"""
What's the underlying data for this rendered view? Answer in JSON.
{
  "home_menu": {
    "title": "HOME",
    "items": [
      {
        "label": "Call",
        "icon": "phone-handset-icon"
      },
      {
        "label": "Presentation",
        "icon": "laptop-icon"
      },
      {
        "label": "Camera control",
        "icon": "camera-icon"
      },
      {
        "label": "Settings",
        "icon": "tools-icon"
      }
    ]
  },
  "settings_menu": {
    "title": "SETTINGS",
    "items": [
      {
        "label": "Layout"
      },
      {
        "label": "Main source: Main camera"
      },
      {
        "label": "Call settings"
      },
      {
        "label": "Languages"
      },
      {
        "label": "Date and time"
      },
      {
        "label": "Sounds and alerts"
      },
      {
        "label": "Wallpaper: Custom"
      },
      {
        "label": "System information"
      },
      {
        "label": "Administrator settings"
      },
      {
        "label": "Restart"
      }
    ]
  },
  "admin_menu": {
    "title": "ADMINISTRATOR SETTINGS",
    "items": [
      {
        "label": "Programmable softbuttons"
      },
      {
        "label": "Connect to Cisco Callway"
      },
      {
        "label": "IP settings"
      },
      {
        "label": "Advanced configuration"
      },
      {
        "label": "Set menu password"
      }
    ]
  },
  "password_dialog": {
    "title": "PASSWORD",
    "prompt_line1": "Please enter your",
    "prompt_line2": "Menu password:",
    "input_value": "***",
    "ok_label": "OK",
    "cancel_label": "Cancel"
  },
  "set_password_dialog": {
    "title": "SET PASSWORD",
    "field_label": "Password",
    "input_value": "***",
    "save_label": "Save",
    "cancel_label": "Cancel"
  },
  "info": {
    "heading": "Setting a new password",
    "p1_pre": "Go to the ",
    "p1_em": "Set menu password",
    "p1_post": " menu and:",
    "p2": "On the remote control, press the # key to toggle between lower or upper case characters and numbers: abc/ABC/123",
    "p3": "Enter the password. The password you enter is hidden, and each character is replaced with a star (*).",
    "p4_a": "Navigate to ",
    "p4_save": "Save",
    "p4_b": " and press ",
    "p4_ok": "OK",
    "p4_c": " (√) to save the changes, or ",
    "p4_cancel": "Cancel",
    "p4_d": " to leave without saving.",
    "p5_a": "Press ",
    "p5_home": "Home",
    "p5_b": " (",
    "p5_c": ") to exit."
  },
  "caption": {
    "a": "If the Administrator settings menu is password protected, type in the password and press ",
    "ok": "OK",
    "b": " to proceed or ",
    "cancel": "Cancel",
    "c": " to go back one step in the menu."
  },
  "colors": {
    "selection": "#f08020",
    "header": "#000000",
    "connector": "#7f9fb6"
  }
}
"""
Only the number is wanted: how many lines in the data include the string "Cancel"?

**Reply to the task:**
4